• **What you have to do**: Please give the listing again, word for word, with nothing left out.

Data entries:
--------

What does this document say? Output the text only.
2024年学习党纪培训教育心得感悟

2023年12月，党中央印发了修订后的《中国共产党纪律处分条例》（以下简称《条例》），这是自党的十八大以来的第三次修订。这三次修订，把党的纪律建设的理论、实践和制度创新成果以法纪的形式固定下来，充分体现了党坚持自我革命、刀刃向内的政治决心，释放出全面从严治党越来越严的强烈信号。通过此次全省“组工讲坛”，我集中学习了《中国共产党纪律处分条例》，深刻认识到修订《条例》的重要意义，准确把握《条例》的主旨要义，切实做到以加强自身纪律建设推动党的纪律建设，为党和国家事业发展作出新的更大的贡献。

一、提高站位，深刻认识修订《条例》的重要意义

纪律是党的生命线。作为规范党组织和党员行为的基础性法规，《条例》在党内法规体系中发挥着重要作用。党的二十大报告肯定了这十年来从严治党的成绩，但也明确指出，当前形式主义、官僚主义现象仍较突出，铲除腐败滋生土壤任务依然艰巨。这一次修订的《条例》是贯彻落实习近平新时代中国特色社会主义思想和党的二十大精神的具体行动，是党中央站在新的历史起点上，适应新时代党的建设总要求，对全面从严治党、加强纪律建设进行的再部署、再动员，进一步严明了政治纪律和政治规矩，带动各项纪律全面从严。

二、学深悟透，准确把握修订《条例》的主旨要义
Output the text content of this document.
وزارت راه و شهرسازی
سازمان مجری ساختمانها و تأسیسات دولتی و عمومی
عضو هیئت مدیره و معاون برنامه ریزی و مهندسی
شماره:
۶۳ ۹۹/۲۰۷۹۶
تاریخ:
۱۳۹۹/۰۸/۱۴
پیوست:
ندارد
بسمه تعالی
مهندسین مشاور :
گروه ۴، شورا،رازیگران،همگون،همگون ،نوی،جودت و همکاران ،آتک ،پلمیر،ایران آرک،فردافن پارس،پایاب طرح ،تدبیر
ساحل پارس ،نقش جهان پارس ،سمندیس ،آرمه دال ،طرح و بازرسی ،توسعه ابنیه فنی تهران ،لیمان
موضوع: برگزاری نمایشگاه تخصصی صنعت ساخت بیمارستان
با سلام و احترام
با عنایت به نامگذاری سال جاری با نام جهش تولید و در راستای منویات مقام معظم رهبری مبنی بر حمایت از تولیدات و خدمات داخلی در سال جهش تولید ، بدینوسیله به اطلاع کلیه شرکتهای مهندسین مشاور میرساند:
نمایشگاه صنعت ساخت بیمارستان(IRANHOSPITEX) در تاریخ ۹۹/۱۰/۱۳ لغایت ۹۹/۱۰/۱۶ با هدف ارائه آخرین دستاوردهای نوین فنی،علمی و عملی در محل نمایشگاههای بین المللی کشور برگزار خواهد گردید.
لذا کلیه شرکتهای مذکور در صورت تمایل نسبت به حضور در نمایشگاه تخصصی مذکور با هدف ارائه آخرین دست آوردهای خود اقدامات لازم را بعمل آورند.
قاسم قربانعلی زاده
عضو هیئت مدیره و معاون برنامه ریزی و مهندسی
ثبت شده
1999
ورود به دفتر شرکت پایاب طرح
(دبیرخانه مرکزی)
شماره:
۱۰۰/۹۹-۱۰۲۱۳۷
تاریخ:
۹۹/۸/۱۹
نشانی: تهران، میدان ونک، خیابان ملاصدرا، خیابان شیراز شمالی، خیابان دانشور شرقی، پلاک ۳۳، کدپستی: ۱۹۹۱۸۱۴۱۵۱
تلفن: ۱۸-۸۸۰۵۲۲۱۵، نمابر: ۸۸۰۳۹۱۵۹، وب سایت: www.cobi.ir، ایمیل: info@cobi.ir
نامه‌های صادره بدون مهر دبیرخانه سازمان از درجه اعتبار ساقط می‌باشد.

--------

• **Exercise result**:
What does this document say? Output the text only.
2024年学习党纪培训教育心得感悟

2023年12月，党中央印发了修订后的《中国共产党纪律处分条例》（以下简称《条例》），这是自党的十八大以来的第三次修订。这三次修订，把党的纪律建设的理论、实践和制度创新成果以法纪的形式固定下来，充分体现了党坚持自我革命、刀刃向内的政治决心，释放出全面从严治党越来越严的强烈信号。通过此次全省“组工讲坛”，我集中学习了《中国共产党纪律处分条例》，深刻认识到修订《条例》的重要意义，准确把握《条例》的主旨要义，切实做到以加强自身纪律建设推动党的纪律建设，为党和国家事业发展作出新的更大的贡献。

一、提高站位，深刻认识修订《条例》的重要意义

纪律是党的生命线。作为规范党组织和党员行为的基础性法规，《条例》在党内法规体系中发挥着重要作用。党的二十大报告肯定了这十年来从严治党的成绩，但也明确指出，当前形式主义、官僚主义现象仍较突出，铲除腐败滋生土壤任务依然艰巨。这一次修订的《条例》是贯彻落实习近平新时代中国特色社会主义思想和党的二十大精神的具体行动，是党中央站在新的历史起点上，适应新时代党的建设总要求，对全面从严治党、加强纪律建设进行的再部署、再动员，进一步严明了政治纪律和政治规矩，带动各项纪律全面从严。

二、学深悟透，准确把握修订《条例》的主旨要义
Output the text content of this document.
وزارت راه و شهرسازی
سازمان مجری ساختمانها و تأسیسات دولتی و عمومی
عضو هیئت مدیره و معاون برنامه ریزی و مهندسی
شماره:
۶۳ ۹۹/۲۰۷۹۶
تاریخ:
۱۳۹۹/۰۸/۱۴
پیوست:
ندارد
بسمه تعالی
مهندسین مشاور :
گروه ۴، شورا،رازیگران،همگون،همگون ،نوی،جودت و همکاران ،آتک ،پلمیر،ایران آرک،فردافن پارس،پایاب طرح ،تدبیر
ساحل پارس ،نقش جهان پارس ،سمندیس ،آرمه دال ،طرح و بازرسی ،توسعه ابنیه فنی تهران ،لیمان
موضوع: برگزاری نمایشگاه تخصصی صنعت ساخت بیمارستان
با سلام و احترام
با عنایت به نامگذاری سال جاری با نام جهش تولید و در راستای منویات مقام معظم رهبری مبنی بر حمایت از تولیدات و خدمات داخلی در سال جهش تولید ، بدینوسیله به اطلاع کلیه شرکتهای مهندسین مشاور میرساند:
نمایشگاه صنعت ساخت بیمارستان(IRANHOSPITEX) در تاریخ ۹۹/۱۰/۱۳ لغایت ۹۹/۱۰/۱۶ با هدف ارائه آخرین دستاوردهای نوین فنی،علمی و عملی در محل نمایشگاههای بین المللی کشور برگزار خواهد گردید.
لذا کلیه شرکتهای مذکور در صورت تمایل نسبت به حضور در نمایشگاه تخصصی مذکور با هدف ارائه آخرین دست آوردهای خود اقدامات لازم را بعمل آورند.
قاسم قربانعلی زاده
عضو هیئت مدیره و معاون برنامه ریزی و مهندسی
ثبت شده
1999
ورود به دفتر شرکت پایاب طرح
(دبیرخانه مرکزی)
شماره:
۱۰۰/۹۹-۱۰۲۱۳۷
تاریخ:
۹۹/۸/۱۹
نشانی: تهران، میدان ونک، خیابان ملاصدرا، خیابان شیراز شمالی، خیابان دانشور شرقی، پلاک ۳۳، کدپستی: ۱۹۹۱۸۱۴۱۵۱
تلفن: ۱۸-۸۸۰۵۲۲۱۵، نمابر: ۸۸۰۳۹۱۵۹، وب سایت: www.cobi.ir، ایمیل: info@cobi.ir
نامه‌های صادره بدون مهر دبیرخانه سازمان از درجه اعتبار ساقط می‌باشد.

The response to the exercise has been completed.